__What you will do__. Quote the records beneath, complete and exact. Leave out images.

__Dataset items__.
━━━━━━━━━━━━━━━━━━━━

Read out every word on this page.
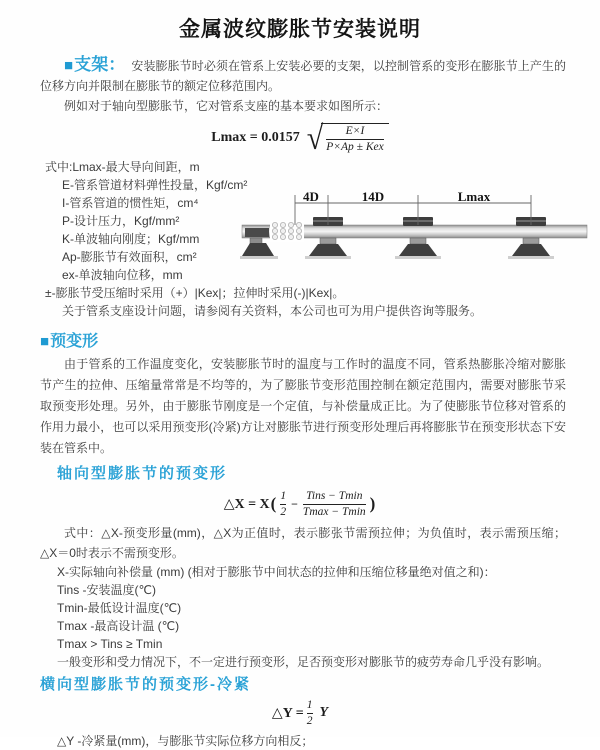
金属波纹膨胀节安装说明

■支架： 安装膨胀节时必须在管系上安装必要的支架，以控制管系的变形在膨胀节上产生的位移方向并限制在膨胀节的额定位移范围内。

例如对于轴向型膨胀节，它对管系支座的基本要求如图所示：

Lmax = 0.0157 √
$\frac{E\times I}{\text{P×Ap ± Kex}}$
式中:Lmax-最大导向间距，m
E-管系管道材料弹性投量，Kgf/cm²
I-管系管道的惯性矩，cm⁴
P-设计压力，Kgf/mm²
K-单波轴向刚度；Kgf/mm
Ap-膨胀节有效面积，cm²
ex-单波轴向位移，mm
±-膨胀节受压缩时采用（+）|Kex|；拉伸时采用(-)|Kex|。
关于管系支座设计问题，请参阅有关资料，本公司也可为用户提供咨询等服务。
4D	14D	Lmax
■预变形

由于管系的工作温度变化，安装膨胀节时的温度与工作时的温度不同，管系热膨胀冷缩对膨胀节产生的拉伸、压缩量常常是不均等的，为了膨胀节变形范围控制在额定范围内，需要对膨胀节采取预变形处理。另外，由于膨胀节刚度是一个定值，与补偿量成正比。为了使膨胀节位移对管系的作用力最小，也可以采用预变形(冷紧)方让对膨胀节进行预变形处理后再将膨胀节在预变形状态下安装在管系中。

轴向型膨胀节的预变形
△X = X ( $\frac{1}{2} - \frac{\text{Tins − Tmin}}{Tmax - Tmin}$ )

式中：△X-预变形量(mm)，△X为正值时，表示膨张节需预拉伸；为负值时，表示需预压缩；△X＝0时表示不需预变形。

X-实际轴向补偿量 (mm) (相对于膨胀节中间状态的拉伸和压缩位移量绝对值之和)：
Tins -安装温度(℃)
Tmin-最低设计温度(℃)
Tmax -最高设计温 (℃)
Tmax > Tins ≥ Tmin
一般变形和受力情况下，不一定进行预变形，足否预变形对膨胀节的疲劳寿命几乎没有影响。
横向型膨胀节的预变形-冷紧
△Y = $\frac{1}{2}$ Y
△Y -冷紧量(mm)，与膨胀节实际位移方向相反；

━━━━━━━━━━━━━━━━━━━━

__Answer to the problem__.
Read out every word on this page.
金属波纹膨胀节安装说明

■支架： 安装膨胀节时必须在管系上安装必要的支架，以控制管系的变形在膨胀节上产生的位移方向并限制在膨胀节的额定位移范围内。

例如对于轴向型膨胀节，它对管系支座的基本要求如图所示：

Lmax = 0.0157 √
$\frac{E\times I}{\text{P×Ap ± Kex}}$
式中:Lmax-最大导向间距，m
E-管系管道材料弹性投量，Kgf/cm²
I-管系管道的惯性矩，cm⁴
P-设计压力，Kgf/mm²
K-单波轴向刚度；Kgf/mm
Ap-膨胀节有效面积，cm²
ex-单波轴向位移，mm
±-膨胀节受压缩时采用（+）|Kex|；拉伸时采用(-)|Kex|。
关于管系支座设计问题，请参阅有关资料，本公司也可为用户提供咨询等服务。
4D	14D	Lmax
■预变形

由于管系的工作温度变化，安装膨胀节时的温度与工作时的温度不同，管系热膨胀冷缩对膨胀节产生的拉伸、压缩量常常是不均等的，为了膨胀节变形范围控制在额定范围内，需要对膨胀节采取预变形处理。另外，由于膨胀节刚度是一个定值，与补偿量成正比。为了使膨胀节位移对管系的作用力最小，也可以采用预变形(冷紧)方让对膨胀节进行预变形处理后再将膨胀节在预变形状态下安装在管系中。

轴向型膨胀节的预变形
△X = X ( $\frac{1}{2} - \frac{\text{Tins − Tmin}}{Tmax - Tmin}$ )

式中：△X-预变形量(mm)，△X为正值时，表示膨张节需预拉伸；为负值时，表示需预压缩；△X＝0时表示不需预变形。

X-实际轴向补偿量 (mm) (相对于膨胀节中间状态的拉伸和压缩位移量绝对值之和)：
Tins -安装温度(℃)
Tmin-最低设计温度(℃)
Tmax -最高设计温 (℃)
Tmax > Tins ≥ Tmin
一般变形和受力情况下，不一定进行预变形，足否预变形对膨胀节的疲劳寿命几乎没有影响。
横向型膨胀节的预变形-冷紧
△Y = $\frac{1}{2}$ Y
△Y -冷紧量(mm)，与膨胀节实际位移方向相反；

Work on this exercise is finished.